Task to carry out — Output the data word for word, dropping every image.

==== Items ====

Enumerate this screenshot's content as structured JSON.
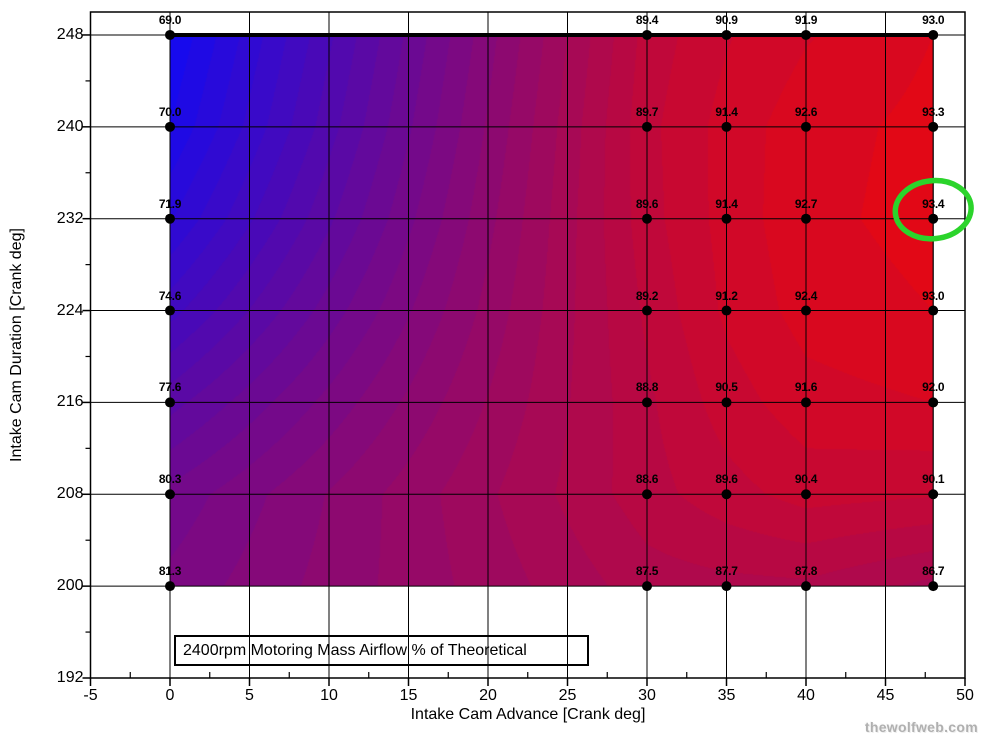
{
  "title_box": {
    "label": "2400rpm Motoring Mass Airflow % of Theoretical"
  },
  "watermark": {
    "label": "thewolfweb.com"
  },
  "chart_data": {
    "type": "heatmap",
    "subtype": "filled-contour",
    "title": "2400rpm Motoring Mass Airflow % of Theoretical",
    "xlabel": "Intake Cam Advance [Crank deg]",
    "ylabel": "Intake Cam Duration [Crank deg]",
    "xlim": [
      -5,
      50
    ],
    "ylim": [
      192,
      250
    ],
    "xticks": [
      -5,
      0,
      5,
      10,
      15,
      20,
      25,
      30,
      35,
      40,
      45,
      50
    ],
    "yticks": [
      192,
      200,
      208,
      216,
      224,
      232,
      240,
      248
    ],
    "x_minor_ticks": [
      -2.5,
      2.5,
      7.5,
      12.5,
      17.5,
      22.5,
      27.5,
      32.5,
      37.5,
      42.5,
      47.5
    ],
    "y_minor_ticks": [
      196,
      204,
      212,
      220,
      228,
      236,
      244
    ],
    "grid": true,
    "x": [
      0,
      30,
      35,
      40,
      48
    ],
    "y": [
      200,
      208,
      216,
      224,
      232,
      240,
      248
    ],
    "values": [
      [
        81.3,
        87.5,
        87.7,
        87.8,
        86.7
      ],
      [
        80.3,
        88.6,
        89.6,
        90.4,
        90.1
      ],
      [
        77.6,
        88.8,
        90.5,
        91.6,
        92.0
      ],
      [
        74.6,
        89.2,
        91.2,
        92.4,
        93.0
      ],
      [
        71.9,
        89.6,
        91.4,
        92.7,
        93.4
      ],
      [
        70.0,
        89.7,
        91.4,
        92.6,
        93.3
      ],
      [
        69.0,
        89.4,
        90.9,
        91.9,
        93.0
      ]
    ],
    "colormap": {
      "low_color": "#0a0afa",
      "high_color": "#e60812",
      "vmin": 68,
      "vmax": 94,
      "band_step": 1
    },
    "annotation_circle": {
      "x": 48,
      "y": 232,
      "value": 93.4,
      "color": "#2bd42b"
    }
  }
}
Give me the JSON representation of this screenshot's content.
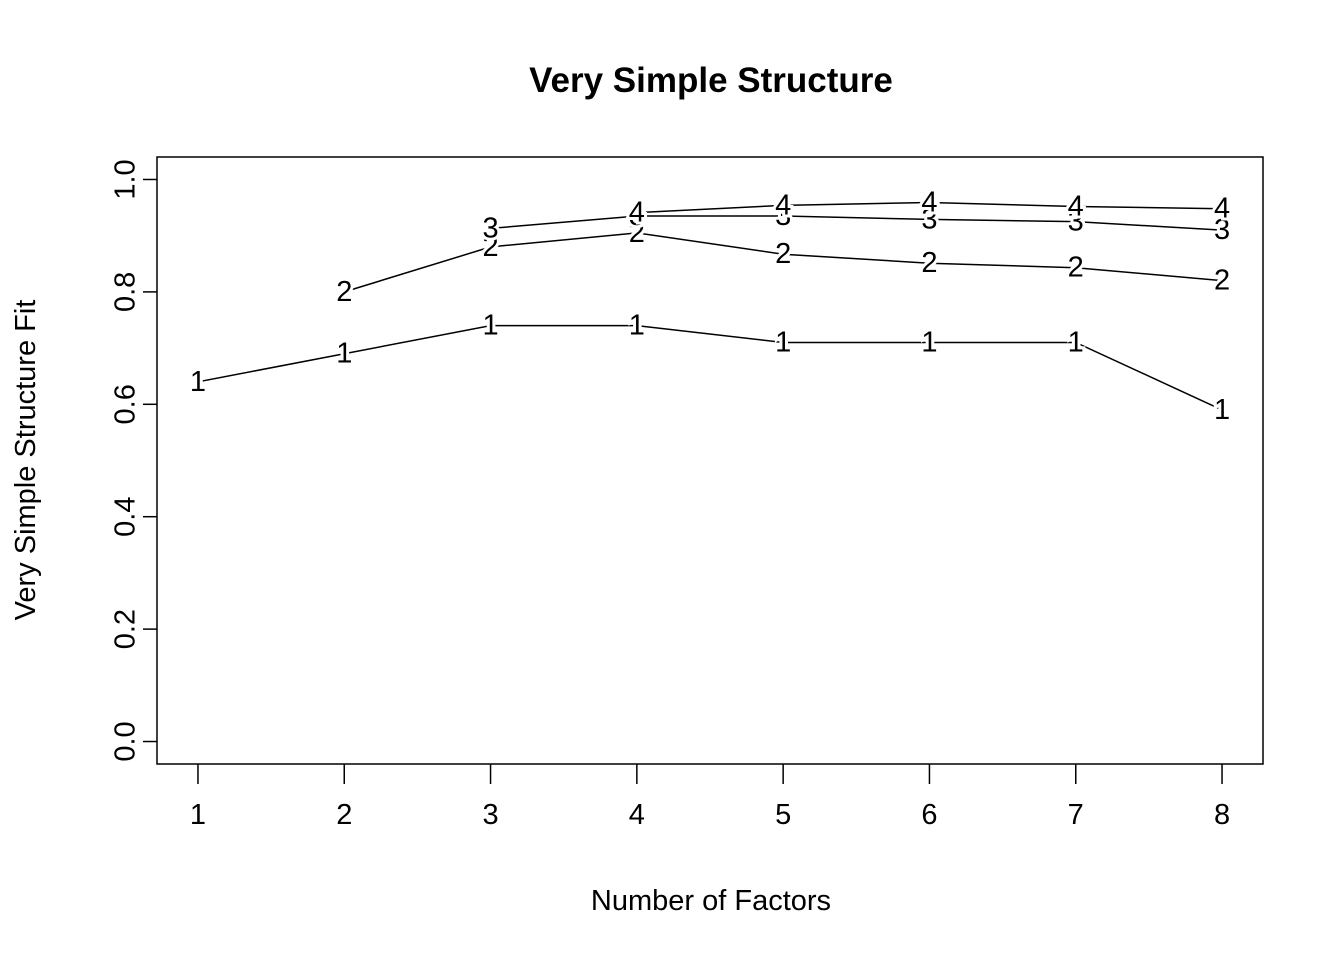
{
  "chart_data": {
    "type": "line",
    "title": "Very Simple Structure",
    "x_label": "Number of Factors",
    "y_label": "Very Simple Structure Fit",
    "x": [
      1,
      2,
      3,
      4,
      5,
      6,
      7,
      8
    ],
    "series": [
      {
        "name": "1",
        "color": "#000000",
        "values": [
          0.64,
          0.69,
          0.74,
          0.74,
          0.71,
          0.71,
          0.71,
          0.59
        ]
      },
      {
        "name": "2",
        "color": "#000000",
        "values": [
          null,
          0.8,
          0.88,
          0.905,
          0.867,
          0.851,
          0.843,
          0.82
        ]
      },
      {
        "name": "3",
        "color": "#000000",
        "values": [
          null,
          null,
          0.913,
          0.935,
          0.935,
          0.929,
          0.925,
          0.91
        ]
      },
      {
        "name": "4",
        "color": "#000000",
        "values": [
          null,
          null,
          null,
          0.941,
          0.954,
          0.959,
          0.952,
          0.948
        ]
      }
    ],
    "xlim": [
      0.72,
      8.28
    ],
    "ylim": [
      -0.04,
      1.04
    ],
    "xticks": [
      1,
      2,
      3,
      4,
      5,
      6,
      7,
      8
    ],
    "yticks": [
      {
        "value": 0,
        "label": "0.0"
      },
      0.2,
      0.4,
      0.6,
      0.8,
      {
        "value": 1,
        "label": "1.0"
      }
    ]
  }
}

====

The result —
Enumerate this screenshot's content as structured JSON.
{
  "title_box": {
    "label": "2400rpm Motoring Mass Airflow % of Theoretical"
  },
  "watermark": {
    "label": "thewolfweb.com"
  },
  "chart_data": {
    "type": "heatmap",
    "subtype": "filled-contour",
    "title": "2400rpm Motoring Mass Airflow % of Theoretical",
    "xlabel": "Intake Cam Advance [Crank deg]",
    "ylabel": "Intake Cam Duration [Crank deg]",
    "xlim": [
      -5,
      50
    ],
    "ylim": [
      192,
      250
    ],
    "xticks": [
      -5,
      0,
      5,
      10,
      15,
      20,
      25,
      30,
      35,
      40,
      45,
      50
    ],
    "yticks": [
      192,
      200,
      208,
      216,
      224,
      232,
      240,
      248
    ],
    "x_minor_ticks": [
      -2.5,
      2.5,
      7.5,
      12.5,
      17.5,
      22.5,
      27.5,
      32.5,
      37.5,
      42.5,
      47.5
    ],
    "y_minor_ticks": [
      196,
      204,
      212,
      220,
      228,
      236,
      244
    ],
    "grid": true,
    "x": [
      0,
      30,
      35,
      40,
      48
    ],
    "y": [
      200,
      208,
      216,
      224,
      232,
      240,
      248
    ],
    "values": [
      [
        81.3,
        87.5,
        87.7,
        87.8,
        86.7
      ],
      [
        80.3,
        88.6,
        89.6,
        90.4,
        90.1
      ],
      [
        77.6,
        88.8,
        90.5,
        91.6,
        92.0
      ],
      [
        74.6,
        89.2,
        91.2,
        92.4,
        93.0
      ],
      [
        71.9,
        89.6,
        91.4,
        92.7,
        93.4
      ],
      [
        70.0,
        89.7,
        91.4,
        92.6,
        93.3
      ],
      [
        69.0,
        89.4,
        90.9,
        91.9,
        93.0
      ]
    ],
    "colormap": {
      "low_color": "#0a0afa",
      "high_color": "#e60812",
      "vmin": 68,
      "vmax": 94,
      "band_step": 1
    },
    "annotation_circle": {
      "x": 48,
      "y": 232,
      "value": 93.4,
      "color": "#2bd42b"
    }
  }
}
Give me the JSON representation of this screenshot's content.
{
  "chart_data": {
    "type": "line",
    "title": "Very Simple Structure",
    "x_label": "Number of Factors",
    "y_label": "Very Simple Structure Fit",
    "x": [
      1,
      2,
      3,
      4,
      5,
      6,
      7,
      8
    ],
    "series": [
      {
        "name": "1",
        "color": "#000000",
        "values": [
          0.64,
          0.69,
          0.74,
          0.74,
          0.71,
          0.71,
          0.71,
          0.59
        ]
      },
      {
        "name": "2",
        "color": "#000000",
        "values": [
          null,
          0.8,
          0.88,
          0.905,
          0.867,
          0.851,
          0.843,
          0.82
        ]
      },
      {
        "name": "3",
        "color": "#000000",
        "values": [
          null,
          null,
          0.913,
          0.935,
          0.935,
          0.929,
          0.925,
          0.91
        ]
      },
      {
        "name": "4",
        "color": "#000000",
        "values": [
          null,
          null,
          null,
          0.941,
          0.954,
          0.959,
          0.952,
          0.948
        ]
      }
    ],
    "xlim": [
      0.72,
      8.28
    ],
    "ylim": [
      -0.04,
      1.04
    ],
    "xticks": [
      1,
      2,
      3,
      4,
      5,
      6,
      7,
      8
    ],
    "yticks": [
      {
        "value": 0,
        "label": "0.0"
      },
      0.2,
      0.4,
      0.6,
      0.8,
      {
        "value": 1,
        "label": "1.0"
      }
    ]
  }
}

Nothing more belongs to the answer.